Omit the pictures and output every entry below exactly as written.

• Data listing:
════════
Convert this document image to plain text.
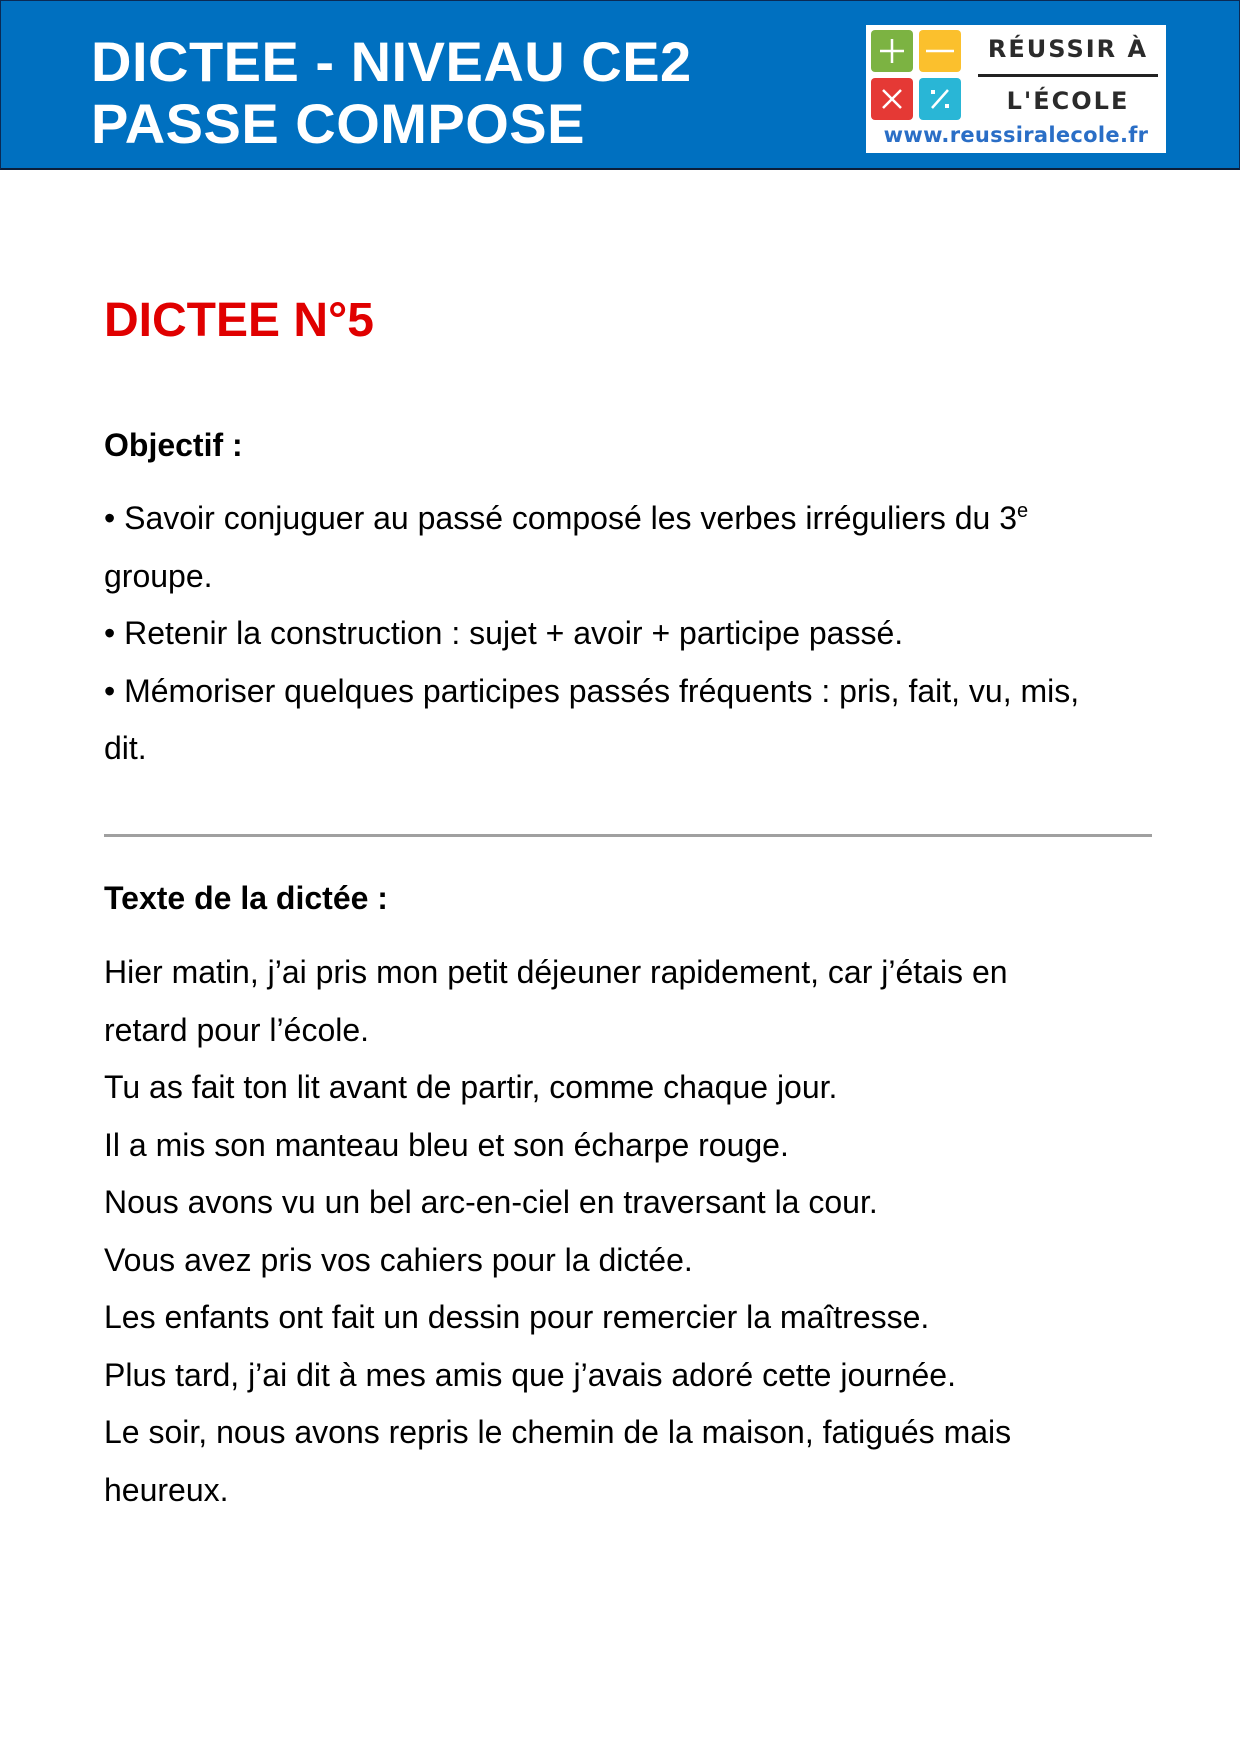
DICTEE - NIVEAU CE2
PASSE COMPOSE
RÉUSSIR À
L'ÉCOLE
www.reussiralecole.fr
DICTEE N°5
Objectif :

• Savoir conjuguer au passé composé les verbes irréguliers du 3e
groupe.

• Retenir la construction : sujet + avoir + participe passé.

• Mémoriser quelques participes passés fréquents : pris, fait, vu, mis, dit.

Texte de la dictée :

Hier matin, j’ai pris mon petit déjeuner rapidement, car j’étais en retard pour l’école.

Tu as fait ton lit avant de partir, comme chaque jour.

Il a mis son manteau bleu et son écharpe rouge.

Nous avons vu un bel arc-en-ciel en traversant la cour.

Vous avez pris vos cahiers pour la dictée.

Les enfants ont fait un dessin pour remercier la maîtresse.

Plus tard, j’ai dit à mes amis que j’avais adoré cette journée.

Le soir, nous avons repris le chemin de la maison, fatigués mais heureux.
════════
• Written solution:
Convert this document image to plain text.
DICTEE - NIVEAU CE2
PASSE COMPOSE
RÉUSSIR À
L'ÉCOLE
www.reussiralecole.fr
DICTEE N°5
Objectif :

• Savoir conjuguer au passé composé les verbes irréguliers du 3e
groupe.

• Retenir la construction : sujet + avoir + participe passé.

• Mémoriser quelques participes passés fréquents : pris, fait, vu, mis, dit.

Texte de la dictée :

Hier matin, j’ai pris mon petit déjeuner rapidement, car j’étais en retard pour l’école.

Tu as fait ton lit avant de partir, comme chaque jour.

Il a mis son manteau bleu et son écharpe rouge.

Nous avons vu un bel arc-en-ciel en traversant la cour.

Vous avez pris vos cahiers pour la dictée.

Les enfants ont fait un dessin pour remercier la maîtresse.

Plus tard, j’ai dit à mes amis que j’avais adoré cette journée.

Le soir, nous avons repris le chemin de la maison, fatigués mais heureux.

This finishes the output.